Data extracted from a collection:
# # # # #

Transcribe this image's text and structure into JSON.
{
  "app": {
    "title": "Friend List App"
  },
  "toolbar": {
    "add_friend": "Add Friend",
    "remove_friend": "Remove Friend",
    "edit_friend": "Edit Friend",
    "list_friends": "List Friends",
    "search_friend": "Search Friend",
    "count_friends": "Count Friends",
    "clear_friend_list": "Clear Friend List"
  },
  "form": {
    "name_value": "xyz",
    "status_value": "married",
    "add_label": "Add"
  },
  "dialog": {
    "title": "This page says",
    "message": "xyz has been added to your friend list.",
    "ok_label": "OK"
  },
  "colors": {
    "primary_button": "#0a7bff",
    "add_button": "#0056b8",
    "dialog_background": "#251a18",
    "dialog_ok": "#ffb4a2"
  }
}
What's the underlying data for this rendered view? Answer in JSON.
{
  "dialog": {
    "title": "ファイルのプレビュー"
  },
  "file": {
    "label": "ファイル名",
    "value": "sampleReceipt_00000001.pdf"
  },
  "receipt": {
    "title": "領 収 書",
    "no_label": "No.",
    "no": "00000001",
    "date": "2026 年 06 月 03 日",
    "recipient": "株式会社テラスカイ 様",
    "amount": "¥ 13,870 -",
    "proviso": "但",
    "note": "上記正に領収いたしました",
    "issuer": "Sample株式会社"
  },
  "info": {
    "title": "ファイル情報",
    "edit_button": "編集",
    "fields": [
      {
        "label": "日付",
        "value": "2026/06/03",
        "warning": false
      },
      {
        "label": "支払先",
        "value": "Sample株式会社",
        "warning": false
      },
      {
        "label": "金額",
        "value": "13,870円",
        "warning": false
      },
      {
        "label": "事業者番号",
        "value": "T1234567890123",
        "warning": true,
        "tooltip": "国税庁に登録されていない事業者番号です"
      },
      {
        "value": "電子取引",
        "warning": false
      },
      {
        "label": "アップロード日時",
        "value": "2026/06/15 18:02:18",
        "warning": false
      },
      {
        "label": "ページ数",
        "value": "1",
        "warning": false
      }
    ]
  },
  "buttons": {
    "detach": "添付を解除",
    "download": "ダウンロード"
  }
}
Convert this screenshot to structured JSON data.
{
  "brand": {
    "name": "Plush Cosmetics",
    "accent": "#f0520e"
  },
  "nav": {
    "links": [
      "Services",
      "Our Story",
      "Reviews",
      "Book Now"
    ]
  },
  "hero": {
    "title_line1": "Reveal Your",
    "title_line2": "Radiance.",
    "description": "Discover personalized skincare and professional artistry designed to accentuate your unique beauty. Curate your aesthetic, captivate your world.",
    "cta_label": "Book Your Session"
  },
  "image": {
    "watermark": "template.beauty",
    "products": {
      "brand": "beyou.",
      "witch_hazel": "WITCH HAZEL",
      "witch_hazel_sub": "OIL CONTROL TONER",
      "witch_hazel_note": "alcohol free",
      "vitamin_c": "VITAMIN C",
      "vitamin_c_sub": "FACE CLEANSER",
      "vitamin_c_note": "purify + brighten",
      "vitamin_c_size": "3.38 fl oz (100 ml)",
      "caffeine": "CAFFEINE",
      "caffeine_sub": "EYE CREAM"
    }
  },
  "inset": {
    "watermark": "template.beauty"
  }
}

# # # # #

◆ **THE EXERCISE**: Check each line above for the word "beauty" and copy the ones that have it.

◆ **RESULT OF THIS TASK**:
    "description": "Discover personalized skincare and professional artistry designed to accentuate your unique beauty. Curate your aesthetic, captivate your world.",
    "watermark": "template.beauty",
    "watermark": "template.beauty"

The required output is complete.